Repeat all entries exactly.

DATA FOR THE TASK >>
________________
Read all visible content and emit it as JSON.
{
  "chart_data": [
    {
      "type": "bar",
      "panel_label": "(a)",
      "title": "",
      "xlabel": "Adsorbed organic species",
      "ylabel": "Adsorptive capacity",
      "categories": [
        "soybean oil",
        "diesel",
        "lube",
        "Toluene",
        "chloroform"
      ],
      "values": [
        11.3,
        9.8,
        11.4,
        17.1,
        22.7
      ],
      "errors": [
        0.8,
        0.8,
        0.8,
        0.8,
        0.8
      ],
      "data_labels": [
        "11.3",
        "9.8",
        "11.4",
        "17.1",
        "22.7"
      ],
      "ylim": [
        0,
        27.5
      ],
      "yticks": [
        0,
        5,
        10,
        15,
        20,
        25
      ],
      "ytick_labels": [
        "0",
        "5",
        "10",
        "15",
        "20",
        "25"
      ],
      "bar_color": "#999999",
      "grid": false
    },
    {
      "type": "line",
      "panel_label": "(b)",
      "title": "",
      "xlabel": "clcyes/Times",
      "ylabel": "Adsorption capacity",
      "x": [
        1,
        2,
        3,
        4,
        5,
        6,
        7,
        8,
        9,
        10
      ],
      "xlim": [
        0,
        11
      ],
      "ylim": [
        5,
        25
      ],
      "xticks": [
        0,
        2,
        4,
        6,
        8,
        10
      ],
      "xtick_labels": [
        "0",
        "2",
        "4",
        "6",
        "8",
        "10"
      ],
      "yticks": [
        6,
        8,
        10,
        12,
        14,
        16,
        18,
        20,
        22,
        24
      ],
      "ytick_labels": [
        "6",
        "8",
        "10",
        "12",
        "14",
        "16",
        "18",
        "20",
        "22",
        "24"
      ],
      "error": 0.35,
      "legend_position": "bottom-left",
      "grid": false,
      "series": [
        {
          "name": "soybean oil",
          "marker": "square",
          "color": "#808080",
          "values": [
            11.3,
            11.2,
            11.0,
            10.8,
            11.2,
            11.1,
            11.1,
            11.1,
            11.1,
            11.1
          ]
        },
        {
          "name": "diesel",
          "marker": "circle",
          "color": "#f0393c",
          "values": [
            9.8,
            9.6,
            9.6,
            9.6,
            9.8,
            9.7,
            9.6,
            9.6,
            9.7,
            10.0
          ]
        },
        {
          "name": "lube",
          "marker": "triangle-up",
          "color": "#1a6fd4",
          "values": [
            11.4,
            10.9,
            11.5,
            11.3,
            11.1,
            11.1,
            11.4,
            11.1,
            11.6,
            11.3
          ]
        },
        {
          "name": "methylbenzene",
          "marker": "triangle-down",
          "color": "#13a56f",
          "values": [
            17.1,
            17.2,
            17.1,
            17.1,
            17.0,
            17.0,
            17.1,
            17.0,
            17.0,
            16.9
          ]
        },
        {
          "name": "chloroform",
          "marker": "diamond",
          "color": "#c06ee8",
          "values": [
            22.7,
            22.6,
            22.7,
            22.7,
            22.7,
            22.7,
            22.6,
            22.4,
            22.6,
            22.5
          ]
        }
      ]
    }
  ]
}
________________
TASK SOLUTION >>
Read all visible content and emit it as JSON.
{
  "chart_data": [
    {
      "type": "bar",
      "panel_label": "(a)",
      "title": "",
      "xlabel": "Adsorbed organic species",
      "ylabel": "Adsorptive capacity",
      "categories": [
        "soybean oil",
        "diesel",
        "lube",
        "Toluene",
        "chloroform"
      ],
      "values": [
        11.3,
        9.8,
        11.4,
        17.1,
        22.7
      ],
      "errors": [
        0.8,
        0.8,
        0.8,
        0.8,
        0.8
      ],
      "data_labels": [
        "11.3",
        "9.8",
        "11.4",
        "17.1",
        "22.7"
      ],
      "ylim": [
        0,
        27.5
      ],
      "yticks": [
        0,
        5,
        10,
        15,
        20,
        25
      ],
      "ytick_labels": [
        "0",
        "5",
        "10",
        "15",
        "20",
        "25"
      ],
      "bar_color": "#999999",
      "grid": false
    },
    {
      "type": "line",
      "panel_label": "(b)",
      "title": "",
      "xlabel": "clcyes/Times",
      "ylabel": "Adsorption capacity",
      "x": [
        1,
        2,
        3,
        4,
        5,
        6,
        7,
        8,
        9,
        10
      ],
      "xlim": [
        0,
        11
      ],
      "ylim": [
        5,
        25
      ],
      "xticks": [
        0,
        2,
        4,
        6,
        8,
        10
      ],
      "xtick_labels": [
        "0",
        "2",
        "4",
        "6",
        "8",
        "10"
      ],
      "yticks": [
        6,
        8,
        10,
        12,
        14,
        16,
        18,
        20,
        22,
        24
      ],
      "ytick_labels": [
        "6",
        "8",
        "10",
        "12",
        "14",
        "16",
        "18",
        "20",
        "22",
        "24"
      ],
      "error": 0.35,
      "legend_position": "bottom-left",
      "grid": false,
      "series": [
        {
          "name": "soybean oil",
          "marker": "square",
          "color": "#808080",
          "values": [
            11.3,
            11.2,
            11.0,
            10.8,
            11.2,
            11.1,
            11.1,
            11.1,
            11.1,
            11.1
          ]
        },
        {
          "name": "diesel",
          "marker": "circle",
          "color": "#f0393c",
          "values": [
            9.8,
            9.6,
            9.6,
            9.6,
            9.8,
            9.7,
            9.6,
            9.6,
            9.7,
            10.0
          ]
        },
        {
          "name": "lube",
          "marker": "triangle-up",
          "color": "#1a6fd4",
          "values": [
            11.4,
            10.9,
            11.5,
            11.3,
            11.1,
            11.1,
            11.4,
            11.1,
            11.6,
            11.3
          ]
        },
        {
          "name": "methylbenzene",
          "marker": "triangle-down",
          "color": "#13a56f",
          "values": [
            17.1,
            17.2,
            17.1,
            17.1,
            17.0,
            17.0,
            17.1,
            17.0,
            17.0,
            16.9
          ]
        },
        {
          "name": "chloroform",
          "marker": "diamond",
          "color": "#c06ee8",
          "values": [
            22.7,
            22.6,
            22.7,
            22.7,
            22.7,
            22.7,
            22.6,
            22.4,
            22.6,
            22.5
          ]
        }
      ]
    }
  ]
}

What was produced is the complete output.